* [TASK STATEMENT]:
Below are the records; pull every line that includes "建设多种跨海通道".

* [DATA SUPPLIED]:
++++++++
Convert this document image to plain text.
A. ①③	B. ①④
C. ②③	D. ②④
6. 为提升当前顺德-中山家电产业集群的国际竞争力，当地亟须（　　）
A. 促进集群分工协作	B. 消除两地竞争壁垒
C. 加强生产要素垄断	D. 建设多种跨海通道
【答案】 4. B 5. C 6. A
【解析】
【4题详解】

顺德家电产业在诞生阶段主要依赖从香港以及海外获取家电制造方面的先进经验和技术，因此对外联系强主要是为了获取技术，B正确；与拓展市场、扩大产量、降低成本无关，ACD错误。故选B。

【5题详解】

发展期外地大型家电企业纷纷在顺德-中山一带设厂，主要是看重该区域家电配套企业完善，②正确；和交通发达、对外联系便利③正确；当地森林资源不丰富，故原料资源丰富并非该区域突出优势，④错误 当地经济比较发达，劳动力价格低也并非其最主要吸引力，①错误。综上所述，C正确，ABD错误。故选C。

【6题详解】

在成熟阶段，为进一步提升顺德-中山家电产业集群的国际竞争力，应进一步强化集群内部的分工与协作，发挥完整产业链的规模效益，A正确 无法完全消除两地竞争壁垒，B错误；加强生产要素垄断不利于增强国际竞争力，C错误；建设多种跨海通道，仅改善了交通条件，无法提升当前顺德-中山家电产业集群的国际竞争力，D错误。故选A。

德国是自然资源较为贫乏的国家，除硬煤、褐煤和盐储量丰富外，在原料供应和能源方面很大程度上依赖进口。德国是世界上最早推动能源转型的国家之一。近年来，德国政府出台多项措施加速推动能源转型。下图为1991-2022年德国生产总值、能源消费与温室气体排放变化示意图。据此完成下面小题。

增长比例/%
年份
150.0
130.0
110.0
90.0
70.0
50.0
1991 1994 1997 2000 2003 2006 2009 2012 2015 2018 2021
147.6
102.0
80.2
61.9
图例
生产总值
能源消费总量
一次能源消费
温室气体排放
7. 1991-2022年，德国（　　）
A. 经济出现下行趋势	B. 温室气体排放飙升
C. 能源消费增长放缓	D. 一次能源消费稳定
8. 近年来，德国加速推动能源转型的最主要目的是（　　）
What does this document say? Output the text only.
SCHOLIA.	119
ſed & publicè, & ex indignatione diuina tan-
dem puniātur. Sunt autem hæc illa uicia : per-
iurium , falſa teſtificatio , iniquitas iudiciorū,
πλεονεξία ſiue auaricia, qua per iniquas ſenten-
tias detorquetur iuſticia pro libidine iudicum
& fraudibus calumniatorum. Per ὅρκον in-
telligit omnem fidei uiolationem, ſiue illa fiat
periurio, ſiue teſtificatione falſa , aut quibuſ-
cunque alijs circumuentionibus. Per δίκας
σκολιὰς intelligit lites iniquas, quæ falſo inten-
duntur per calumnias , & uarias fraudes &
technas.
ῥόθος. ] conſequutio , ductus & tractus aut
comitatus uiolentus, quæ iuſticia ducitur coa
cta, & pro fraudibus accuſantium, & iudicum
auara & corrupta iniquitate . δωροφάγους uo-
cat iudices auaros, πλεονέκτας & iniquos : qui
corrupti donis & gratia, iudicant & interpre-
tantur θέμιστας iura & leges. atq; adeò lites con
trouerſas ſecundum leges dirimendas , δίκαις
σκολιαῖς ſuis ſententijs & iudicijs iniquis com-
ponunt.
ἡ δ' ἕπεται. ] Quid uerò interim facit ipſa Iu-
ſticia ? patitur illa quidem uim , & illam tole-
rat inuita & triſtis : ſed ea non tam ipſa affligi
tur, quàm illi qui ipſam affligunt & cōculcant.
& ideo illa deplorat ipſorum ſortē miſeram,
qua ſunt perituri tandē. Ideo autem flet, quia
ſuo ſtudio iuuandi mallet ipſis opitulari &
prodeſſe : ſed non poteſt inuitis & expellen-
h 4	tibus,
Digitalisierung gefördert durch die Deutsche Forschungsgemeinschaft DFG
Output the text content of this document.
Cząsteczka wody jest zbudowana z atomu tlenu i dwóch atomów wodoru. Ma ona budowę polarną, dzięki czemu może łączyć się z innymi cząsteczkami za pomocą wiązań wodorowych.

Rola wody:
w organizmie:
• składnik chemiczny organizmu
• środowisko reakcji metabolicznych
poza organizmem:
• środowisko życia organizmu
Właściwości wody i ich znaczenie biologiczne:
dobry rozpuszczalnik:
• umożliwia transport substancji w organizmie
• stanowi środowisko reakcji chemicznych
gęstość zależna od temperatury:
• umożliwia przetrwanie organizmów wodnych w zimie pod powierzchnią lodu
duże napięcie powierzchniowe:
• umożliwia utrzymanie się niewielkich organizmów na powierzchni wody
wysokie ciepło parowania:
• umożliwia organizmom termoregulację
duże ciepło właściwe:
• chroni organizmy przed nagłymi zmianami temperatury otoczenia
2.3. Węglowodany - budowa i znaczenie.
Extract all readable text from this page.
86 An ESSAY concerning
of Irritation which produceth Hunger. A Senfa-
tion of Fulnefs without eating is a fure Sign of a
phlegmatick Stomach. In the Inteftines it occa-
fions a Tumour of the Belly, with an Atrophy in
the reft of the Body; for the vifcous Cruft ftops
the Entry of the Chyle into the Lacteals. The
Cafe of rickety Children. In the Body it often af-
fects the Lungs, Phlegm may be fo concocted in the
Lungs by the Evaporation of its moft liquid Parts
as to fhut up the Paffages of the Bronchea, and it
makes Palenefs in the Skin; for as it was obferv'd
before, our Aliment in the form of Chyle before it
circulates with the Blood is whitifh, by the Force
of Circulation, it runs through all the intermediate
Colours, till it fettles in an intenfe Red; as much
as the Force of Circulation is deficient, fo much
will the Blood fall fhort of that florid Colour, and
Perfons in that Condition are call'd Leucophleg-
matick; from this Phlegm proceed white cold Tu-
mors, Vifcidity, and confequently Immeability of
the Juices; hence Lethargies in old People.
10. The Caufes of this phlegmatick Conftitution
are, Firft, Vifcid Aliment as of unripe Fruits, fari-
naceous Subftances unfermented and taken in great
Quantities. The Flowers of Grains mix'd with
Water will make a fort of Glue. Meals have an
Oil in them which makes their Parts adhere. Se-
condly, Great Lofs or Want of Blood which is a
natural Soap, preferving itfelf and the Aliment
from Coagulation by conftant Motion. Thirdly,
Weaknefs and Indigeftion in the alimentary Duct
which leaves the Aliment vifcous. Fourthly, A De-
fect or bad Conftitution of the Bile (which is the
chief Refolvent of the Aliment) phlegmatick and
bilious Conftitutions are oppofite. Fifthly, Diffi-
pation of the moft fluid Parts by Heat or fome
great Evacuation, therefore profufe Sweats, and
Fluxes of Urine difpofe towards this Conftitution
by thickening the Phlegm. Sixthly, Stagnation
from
++++++++
* [OUTPUT OF THE TASK]:
C. 加强生产要素垄断	D. 建设多种跨海通道
在成熟阶段，为进一步提升顺德-中山家电产业集群的国际竞争力，应进一步强化集群内部的分工与协作，发挥完整产业链的规模效益，A正确 无法完全消除两地竞争壁垒，B错误；加强生产要素垄断不利于增强国际竞争力，C错误；建设多种跨海通道，仅改善了交通条件，无法提升当前顺德-中山家电产业集群的国际竞争力，D错误。故选A。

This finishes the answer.